Task requirements »
Exactly as written, retype the listing below, omitting the pictures.

Excerpted records »
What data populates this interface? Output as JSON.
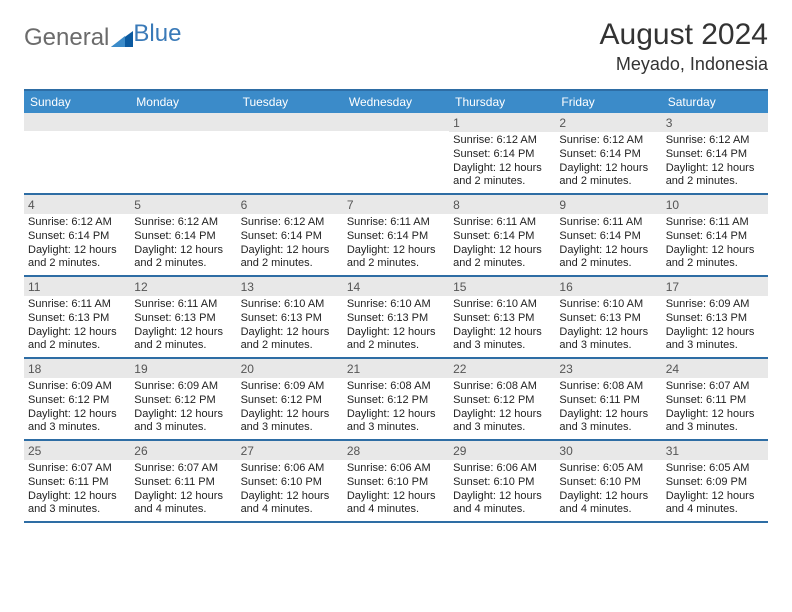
{
  "logo": {
    "part1": "General",
    "part2": "Blue"
  },
  "title": "August 2024",
  "location": "Meyado, Indonesia",
  "colors": {
    "header_bg": "#3b8bc9",
    "border": "#2e6da4",
    "daynum_bg": "#e8e8e8",
    "text": "#222222",
    "logo_gray": "#6b6b6b",
    "logo_blue": "#3a7ab8",
    "tri_dark": "#0b5aa0",
    "tri_light": "#3b8bc9"
  },
  "day_headers": [
    "Sunday",
    "Monday",
    "Tuesday",
    "Wednesday",
    "Thursday",
    "Friday",
    "Saturday"
  ],
  "weeks": [
    [
      {
        "blank": true
      },
      {
        "blank": true
      },
      {
        "blank": true
      },
      {
        "blank": true
      },
      {
        "num": "1",
        "sunrise": "6:12 AM",
        "sunset": "6:14 PM",
        "daylight": "12 hours and 2 minutes."
      },
      {
        "num": "2",
        "sunrise": "6:12 AM",
        "sunset": "6:14 PM",
        "daylight": "12 hours and 2 minutes."
      },
      {
        "num": "3",
        "sunrise": "6:12 AM",
        "sunset": "6:14 PM",
        "daylight": "12 hours and 2 minutes."
      }
    ],
    [
      {
        "num": "4",
        "sunrise": "6:12 AM",
        "sunset": "6:14 PM",
        "daylight": "12 hours and 2 minutes."
      },
      {
        "num": "5",
        "sunrise": "6:12 AM",
        "sunset": "6:14 PM",
        "daylight": "12 hours and 2 minutes."
      },
      {
        "num": "6",
        "sunrise": "6:12 AM",
        "sunset": "6:14 PM",
        "daylight": "12 hours and 2 minutes."
      },
      {
        "num": "7",
        "sunrise": "6:11 AM",
        "sunset": "6:14 PM",
        "daylight": "12 hours and 2 minutes."
      },
      {
        "num": "8",
        "sunrise": "6:11 AM",
        "sunset": "6:14 PM",
        "daylight": "12 hours and 2 minutes."
      },
      {
        "num": "9",
        "sunrise": "6:11 AM",
        "sunset": "6:14 PM",
        "daylight": "12 hours and 2 minutes."
      },
      {
        "num": "10",
        "sunrise": "6:11 AM",
        "sunset": "6:14 PM",
        "daylight": "12 hours and 2 minutes."
      }
    ],
    [
      {
        "num": "11",
        "sunrise": "6:11 AM",
        "sunset": "6:13 PM",
        "daylight": "12 hours and 2 minutes."
      },
      {
        "num": "12",
        "sunrise": "6:11 AM",
        "sunset": "6:13 PM",
        "daylight": "12 hours and 2 minutes."
      },
      {
        "num": "13",
        "sunrise": "6:10 AM",
        "sunset": "6:13 PM",
        "daylight": "12 hours and 2 minutes."
      },
      {
        "num": "14",
        "sunrise": "6:10 AM",
        "sunset": "6:13 PM",
        "daylight": "12 hours and 2 minutes."
      },
      {
        "num": "15",
        "sunrise": "6:10 AM",
        "sunset": "6:13 PM",
        "daylight": "12 hours and 3 minutes."
      },
      {
        "num": "16",
        "sunrise": "6:10 AM",
        "sunset": "6:13 PM",
        "daylight": "12 hours and 3 minutes."
      },
      {
        "num": "17",
        "sunrise": "6:09 AM",
        "sunset": "6:13 PM",
        "daylight": "12 hours and 3 minutes."
      }
    ],
    [
      {
        "num": "18",
        "sunrise": "6:09 AM",
        "sunset": "6:12 PM",
        "daylight": "12 hours and 3 minutes."
      },
      {
        "num": "19",
        "sunrise": "6:09 AM",
        "sunset": "6:12 PM",
        "daylight": "12 hours and 3 minutes."
      },
      {
        "num": "20",
        "sunrise": "6:09 AM",
        "sunset": "6:12 PM",
        "daylight": "12 hours and 3 minutes."
      },
      {
        "num": "21",
        "sunrise": "6:08 AM",
        "sunset": "6:12 PM",
        "daylight": "12 hours and 3 minutes."
      },
      {
        "num": "22",
        "sunrise": "6:08 AM",
        "sunset": "6:12 PM",
        "daylight": "12 hours and 3 minutes."
      },
      {
        "num": "23",
        "sunrise": "6:08 AM",
        "sunset": "6:11 PM",
        "daylight": "12 hours and 3 minutes."
      },
      {
        "num": "24",
        "sunrise": "6:07 AM",
        "sunset": "6:11 PM",
        "daylight": "12 hours and 3 minutes."
      }
    ],
    [
      {
        "num": "25",
        "sunrise": "6:07 AM",
        "sunset": "6:11 PM",
        "daylight": "12 hours and 3 minutes."
      },
      {
        "num": "26",
        "sunrise": "6:07 AM",
        "sunset": "6:11 PM",
        "daylight": "12 hours and 4 minutes."
      },
      {
        "num": "27",
        "sunrise": "6:06 AM",
        "sunset": "6:10 PM",
        "daylight": "12 hours and 4 minutes."
      },
      {
        "num": "28",
        "sunrise": "6:06 AM",
        "sunset": "6:10 PM",
        "daylight": "12 hours and 4 minutes."
      },
      {
        "num": "29",
        "sunrise": "6:06 AM",
        "sunset": "6:10 PM",
        "daylight": "12 hours and 4 minutes."
      },
      {
        "num": "30",
        "sunrise": "6:05 AM",
        "sunset": "6:10 PM",
        "daylight": "12 hours and 4 minutes."
      },
      {
        "num": "31",
        "sunrise": "6:05 AM",
        "sunset": "6:09 PM",
        "daylight": "12 hours and 4 minutes."
      }
    ]
  ],
  "labels": {
    "sunrise": "Sunrise: ",
    "sunset": "Sunset: ",
    "daylight": "Daylight: "
  }
}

Answer to this task »
What data populates this interface? Output as JSON.
{
  "logo": {
    "part1": "General",
    "part2": "Blue"
  },
  "title": "August 2024",
  "location": "Meyado, Indonesia",
  "colors": {
    "header_bg": "#3b8bc9",
    "border": "#2e6da4",
    "daynum_bg": "#e8e8e8",
    "text": "#222222",
    "logo_gray": "#6b6b6b",
    "logo_blue": "#3a7ab8",
    "tri_dark": "#0b5aa0",
    "tri_light": "#3b8bc9"
  },
  "day_headers": [
    "Sunday",
    "Monday",
    "Tuesday",
    "Wednesday",
    "Thursday",
    "Friday",
    "Saturday"
  ],
  "weeks": [
    [
      {
        "blank": true
      },
      {
        "blank": true
      },
      {
        "blank": true
      },
      {
        "blank": true
      },
      {
        "num": "1",
        "sunrise": "6:12 AM",
        "sunset": "6:14 PM",
        "daylight": "12 hours and 2 minutes."
      },
      {
        "num": "2",
        "sunrise": "6:12 AM",
        "sunset": "6:14 PM",
        "daylight": "12 hours and 2 minutes."
      },
      {
        "num": "3",
        "sunrise": "6:12 AM",
        "sunset": "6:14 PM",
        "daylight": "12 hours and 2 minutes."
      }
    ],
    [
      {
        "num": "4",
        "sunrise": "6:12 AM",
        "sunset": "6:14 PM",
        "daylight": "12 hours and 2 minutes."
      },
      {
        "num": "5",
        "sunrise": "6:12 AM",
        "sunset": "6:14 PM",
        "daylight": "12 hours and 2 minutes."
      },
      {
        "num": "6",
        "sunrise": "6:12 AM",
        "sunset": "6:14 PM",
        "daylight": "12 hours and 2 minutes."
      },
      {
        "num": "7",
        "sunrise": "6:11 AM",
        "sunset": "6:14 PM",
        "daylight": "12 hours and 2 minutes."
      },
      {
        "num": "8",
        "sunrise": "6:11 AM",
        "sunset": "6:14 PM",
        "daylight": "12 hours and 2 minutes."
      },
      {
        "num": "9",
        "sunrise": "6:11 AM",
        "sunset": "6:14 PM",
        "daylight": "12 hours and 2 minutes."
      },
      {
        "num": "10",
        "sunrise": "6:11 AM",
        "sunset": "6:14 PM",
        "daylight": "12 hours and 2 minutes."
      }
    ],
    [
      {
        "num": "11",
        "sunrise": "6:11 AM",
        "sunset": "6:13 PM",
        "daylight": "12 hours and 2 minutes."
      },
      {
        "num": "12",
        "sunrise": "6:11 AM",
        "sunset": "6:13 PM",
        "daylight": "12 hours and 2 minutes."
      },
      {
        "num": "13",
        "sunrise": "6:10 AM",
        "sunset": "6:13 PM",
        "daylight": "12 hours and 2 minutes."
      },
      {
        "num": "14",
        "sunrise": "6:10 AM",
        "sunset": "6:13 PM",
        "daylight": "12 hours and 2 minutes."
      },
      {
        "num": "15",
        "sunrise": "6:10 AM",
        "sunset": "6:13 PM",
        "daylight": "12 hours and 3 minutes."
      },
      {
        "num": "16",
        "sunrise": "6:10 AM",
        "sunset": "6:13 PM",
        "daylight": "12 hours and 3 minutes."
      },
      {
        "num": "17",
        "sunrise": "6:09 AM",
        "sunset": "6:13 PM",
        "daylight": "12 hours and 3 minutes."
      }
    ],
    [
      {
        "num": "18",
        "sunrise": "6:09 AM",
        "sunset": "6:12 PM",
        "daylight": "12 hours and 3 minutes."
      },
      {
        "num": "19",
        "sunrise": "6:09 AM",
        "sunset": "6:12 PM",
        "daylight": "12 hours and 3 minutes."
      },
      {
        "num": "20",
        "sunrise": "6:09 AM",
        "sunset": "6:12 PM",
        "daylight": "12 hours and 3 minutes."
      },
      {
        "num": "21",
        "sunrise": "6:08 AM",
        "sunset": "6:12 PM",
        "daylight": "12 hours and 3 minutes."
      },
      {
        "num": "22",
        "sunrise": "6:08 AM",
        "sunset": "6:12 PM",
        "daylight": "12 hours and 3 minutes."
      },
      {
        "num": "23",
        "sunrise": "6:08 AM",
        "sunset": "6:11 PM",
        "daylight": "12 hours and 3 minutes."
      },
      {
        "num": "24",
        "sunrise": "6:07 AM",
        "sunset": "6:11 PM",
        "daylight": "12 hours and 3 minutes."
      }
    ],
    [
      {
        "num": "25",
        "sunrise": "6:07 AM",
        "sunset": "6:11 PM",
        "daylight": "12 hours and 3 minutes."
      },
      {
        "num": "26",
        "sunrise": "6:07 AM",
        "sunset": "6:11 PM",
        "daylight": "12 hours and 4 minutes."
      },
      {
        "num": "27",
        "sunrise": "6:06 AM",
        "sunset": "6:10 PM",
        "daylight": "12 hours and 4 minutes."
      },
      {
        "num": "28",
        "sunrise": "6:06 AM",
        "sunset": "6:10 PM",
        "daylight": "12 hours and 4 minutes."
      },
      {
        "num": "29",
        "sunrise": "6:06 AM",
        "sunset": "6:10 PM",
        "daylight": "12 hours and 4 minutes."
      },
      {
        "num": "30",
        "sunrise": "6:05 AM",
        "sunset": "6:10 PM",
        "daylight": "12 hours and 4 minutes."
      },
      {
        "num": "31",
        "sunrise": "6:05 AM",
        "sunset": "6:09 PM",
        "daylight": "12 hours and 4 minutes."
      }
    ]
  ],
  "labels": {
    "sunrise": "Sunrise: ",
    "sunset": "Sunset: ",
    "daylight": "Daylight: "
  }
}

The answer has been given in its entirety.